__DIRECTIONS FOR THIS TASK__
Copy out the listing that follows, exact in every word, and skip the images.

__RECORD EXTRACTS__
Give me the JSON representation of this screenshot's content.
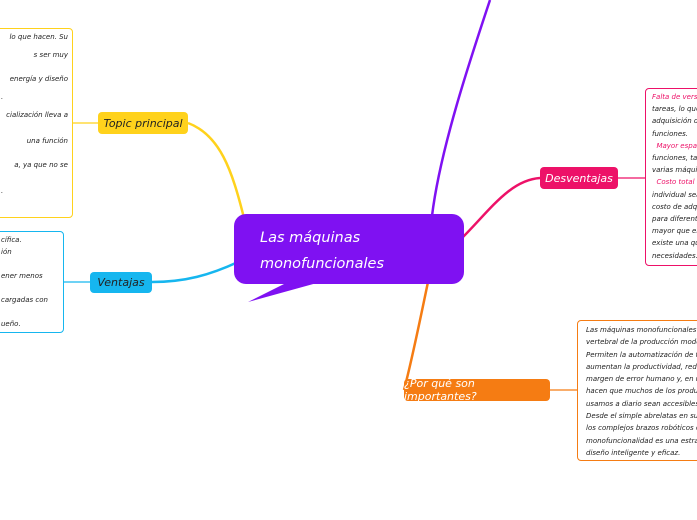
{
  "central": {
    "title_line1": "Las máquinas",
    "title_line2": "monofuncionales",
    "color": "#7f11f2"
  },
  "branches": {
    "topic": {
      "label": "Topic principal",
      "color": "#ffd21c",
      "text_color": "#222222"
    },
    "ventajas": {
      "label": "Ventajas",
      "color": "#16b6ef",
      "text_color": "#222222"
    },
    "desventajas": {
      "label": "Desventajas",
      "color": "#ed1168",
      "text_color": "#ffffff"
    },
    "importantes": {
      "label": "¿Por qué son importantes?",
      "color": "#f57c13",
      "text_color": "#ffffff"
    }
  },
  "notes": {
    "topic": [
      "lo que hacen. Su",
      "s ser muy",
      "energía y diseño",
      ".",
      "cialización lleva a",
      "una función",
      "a, ya que no se",
      "."
    ],
    "ventajas": [
      "cífica.",
      "ión",
      "ener menos",
      "cargadas con",
      "ueño."
    ],
    "desventajas": [
      {
        "text": "Falta de versa",
        "highlight": true
      },
      {
        "text": "tareas, lo que",
        "highlight": false
      },
      {
        "text": "adquisición de",
        "highlight": false
      },
      {
        "text": "funciones.",
        "highlight": false
      },
      {
        "text": "  Mayor espaci",
        "highlight": true
      },
      {
        "text": "funciones, ta",
        "highlight": false
      },
      {
        "text": "varias máquin",
        "highlight": false
      },
      {
        "text": "  Costo total",
        "highlight": true
      },
      {
        "text": "individual sea",
        "highlight": false
      },
      {
        "text": "costo de adqu",
        "highlight": false
      },
      {
        "text": "para diferente",
        "highlight": false
      },
      {
        "text": "mayor que el",
        "highlight": false
      },
      {
        "text": "existe una qu",
        "highlight": false
      },
      {
        "text": "necesidades.",
        "highlight": false
      }
    ],
    "importantes": [
      "Las máquinas monofuncionales s",
      "vertebral de la producción modern",
      "Permiten la automatización de ta",
      "aumentan la productividad, reduc",
      "margen de error humano y, en úl",
      "hacen que muchos de los product",
      "usamos a diario sean accesibles e",
      "Desde el simple abrelatas en su c",
      "los complejos brazos robóticos en",
      "monofuncionalidad es una estrat",
      "diseño inteligente y eficaz."
    ]
  }
}
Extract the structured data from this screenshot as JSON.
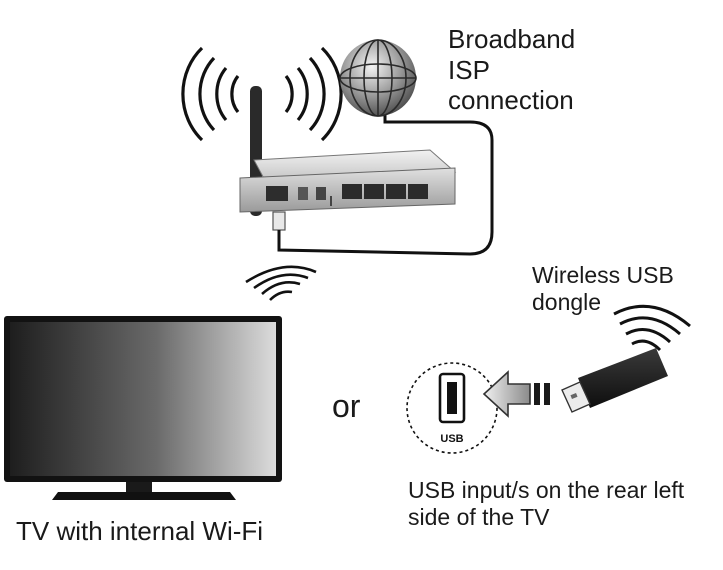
{
  "labels": {
    "broadband": [
      "Broadband",
      "ISP",
      "connection"
    ],
    "dongle": [
      "Wireless USB",
      "dongle"
    ],
    "or": "or",
    "usb_input": [
      "USB input/s on the rear left",
      "side of the TV"
    ],
    "tv": "TV with internal Wi-Fi",
    "usb_port": "USB"
  },
  "icons": {
    "router": "wireless-router-icon",
    "globe": "globe-icon",
    "tv": "tv-icon",
    "dongle": "usb-dongle-icon",
    "usb_port": "usb-port-icon",
    "arrow": "left-arrow-icon",
    "signal": "wifi-signal-icon"
  }
}
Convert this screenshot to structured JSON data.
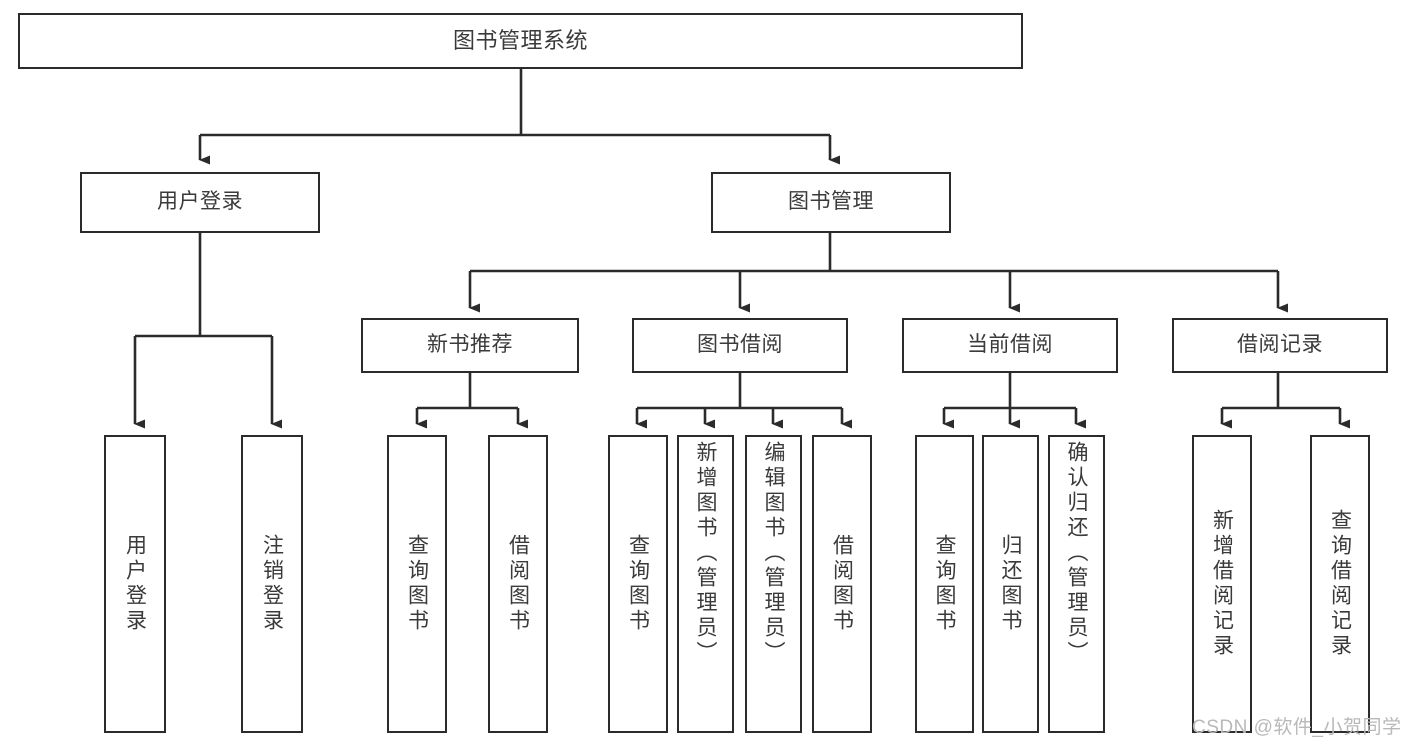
{
  "diagram": {
    "title": "图书管理系统",
    "type": "tree",
    "colors": {
      "box_border": "#2b2b2b",
      "box_fill": "#ffffff",
      "connector": "#2b2b2b",
      "text": "#3a3a3a",
      "watermark": "#b9b9b9",
      "background": "#ffffff"
    },
    "watermark": "CSDN @软件_小贺同学"
  },
  "nodes": {
    "root": {
      "label": "图书管理系统"
    },
    "level2": [
      {
        "id": "user-login",
        "label": "用户登录"
      },
      {
        "id": "book-management",
        "label": "图书管理"
      }
    ],
    "level3": [
      {
        "id": "new-book-recommend",
        "label": "新书推荐"
      },
      {
        "id": "book-borrow",
        "label": "图书借阅"
      },
      {
        "id": "current-borrow",
        "label": "当前借阅"
      },
      {
        "id": "borrow-record",
        "label": "借阅记录"
      }
    ],
    "leaves": {
      "user_login": [
        {
          "id": "user-login-leaf",
          "label": "用户登录"
        },
        {
          "id": "logout-leaf",
          "label": "注销登录"
        }
      ],
      "new_book_recommend": [
        {
          "id": "query-book-1",
          "label": "查询图书"
        },
        {
          "id": "borrow-book-1",
          "label": "借阅图书"
        }
      ],
      "book_borrow": [
        {
          "id": "query-book-2",
          "label": "查询图书"
        },
        {
          "id": "add-book",
          "label": "新增图书（管理员）"
        },
        {
          "id": "edit-book",
          "label": "编辑图书（管理员）"
        },
        {
          "id": "borrow-book-2",
          "label": "借阅图书"
        }
      ],
      "current_borrow": [
        {
          "id": "query-book-3",
          "label": "查询图书"
        },
        {
          "id": "return-book",
          "label": "归还图书"
        },
        {
          "id": "confirm-return",
          "label": "确认归还（管理员）"
        }
      ],
      "borrow_record": [
        {
          "id": "add-borrow-record",
          "label": "新增借阅记录"
        },
        {
          "id": "query-borrow-record",
          "label": "查询借阅记录"
        }
      ]
    }
  }
}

__PROBLEM SOLUTION__
Give me the JSON representation of this screenshot's content.
{
  "central": {
    "title_line1": "Las máquinas",
    "title_line2": "monofuncionales",
    "color": "#7f11f2"
  },
  "branches": {
    "topic": {
      "label": "Topic principal",
      "color": "#ffd21c",
      "text_color": "#222222"
    },
    "ventajas": {
      "label": "Ventajas",
      "color": "#16b6ef",
      "text_color": "#222222"
    },
    "desventajas": {
      "label": "Desventajas",
      "color": "#ed1168",
      "text_color": "#ffffff"
    },
    "importantes": {
      "label": "¿Por qué son importantes?",
      "color": "#f57c13",
      "text_color": "#ffffff"
    }
  },
  "notes": {
    "topic": [
      "lo que hacen. Su",
      "s ser muy",
      "energía y diseño",
      ".",
      "cialización lleva a",
      "una función",
      "a, ya que no se",
      "."
    ],
    "ventajas": [
      "cífica.",
      "ión",
      "ener menos",
      "cargadas con",
      "ueño."
    ],
    "desventajas": [
      {
        "text": "Falta de versa",
        "highlight": true
      },
      {
        "text": "tareas, lo que",
        "highlight": false
      },
      {
        "text": "adquisición de",
        "highlight": false
      },
      {
        "text": "funciones.",
        "highlight": false
      },
      {
        "text": "  Mayor espaci",
        "highlight": true
      },
      {
        "text": "funciones, ta",
        "highlight": false
      },
      {
        "text": "varias máquin",
        "highlight": false
      },
      {
        "text": "  Costo total",
        "highlight": true
      },
      {
        "text": "individual sea",
        "highlight": false
      },
      {
        "text": "costo de adqu",
        "highlight": false
      },
      {
        "text": "para diferente",
        "highlight": false
      },
      {
        "text": "mayor que el",
        "highlight": false
      },
      {
        "text": "existe una qu",
        "highlight": false
      },
      {
        "text": "necesidades.",
        "highlight": false
      }
    ],
    "importantes": [
      "Las máquinas monofuncionales s",
      "vertebral de la producción modern",
      "Permiten la automatización de ta",
      "aumentan la productividad, reduc",
      "margen de error humano y, en úl",
      "hacen que muchos de los product",
      "usamos a diario sean accesibles e",
      "Desde el simple abrelatas en su c",
      "los complejos brazos robóticos en",
      "monofuncionalidad es una estrat",
      "diseño inteligente y eficaz."
    ]
  }
}
Extract the structured data from this screenshot as JSON.
{
  "labels": {
    "broadband": [
      "Broadband",
      "ISP",
      "connection"
    ],
    "dongle": [
      "Wireless USB",
      "dongle"
    ],
    "or": "or",
    "usb_input": [
      "USB input/s on the rear left",
      "side of the TV"
    ],
    "tv": "TV with internal Wi-Fi",
    "usb_port": "USB"
  },
  "icons": {
    "router": "wireless-router-icon",
    "globe": "globe-icon",
    "tv": "tv-icon",
    "dongle": "usb-dongle-icon",
    "usb_port": "usb-port-icon",
    "arrow": "left-arrow-icon",
    "signal": "wifi-signal-icon"
  }
}
Convert this screenshot to structured JSON data.
{
  "diagram": {
    "title": "图书管理系统",
    "type": "tree",
    "colors": {
      "box_border": "#2b2b2b",
      "box_fill": "#ffffff",
      "connector": "#2b2b2b",
      "text": "#3a3a3a",
      "watermark": "#b9b9b9",
      "background": "#ffffff"
    },
    "watermark": "CSDN @软件_小贺同学"
  },
  "nodes": {
    "root": {
      "label": "图书管理系统"
    },
    "level2": [
      {
        "id": "user-login",
        "label": "用户登录"
      },
      {
        "id": "book-management",
        "label": "图书管理"
      }
    ],
    "level3": [
      {
        "id": "new-book-recommend",
        "label": "新书推荐"
      },
      {
        "id": "book-borrow",
        "label": "图书借阅"
      },
      {
        "id": "current-borrow",
        "label": "当前借阅"
      },
      {
        "id": "borrow-record",
        "label": "借阅记录"
      }
    ],
    "leaves": {
      "user_login": [
        {
          "id": "user-login-leaf",
          "label": "用户登录"
        },
        {
          "id": "logout-leaf",
          "label": "注销登录"
        }
      ],
      "new_book_recommend": [
        {
          "id": "query-book-1",
          "label": "查询图书"
        },
        {
          "id": "borrow-book-1",
          "label": "借阅图书"
        }
      ],
      "book_borrow": [
        {
          "id": "query-book-2",
          "label": "查询图书"
        },
        {
          "id": "add-book",
          "label": "新增图书（管理员）"
        },
        {
          "id": "edit-book",
          "label": "编辑图书（管理员）"
        },
        {
          "id": "borrow-book-2",
          "label": "借阅图书"
        }
      ],
      "current_borrow": [
        {
          "id": "query-book-3",
          "label": "查询图书"
        },
        {
          "id": "return-book",
          "label": "归还图书"
        },
        {
          "id": "confirm-return",
          "label": "确认归还（管理员）"
        }
      ],
      "borrow_record": [
        {
          "id": "add-borrow-record",
          "label": "新增借阅记录"
        },
        {
          "id": "query-borrow-record",
          "label": "查询借阅记录"
        }
      ]
    }
  }
}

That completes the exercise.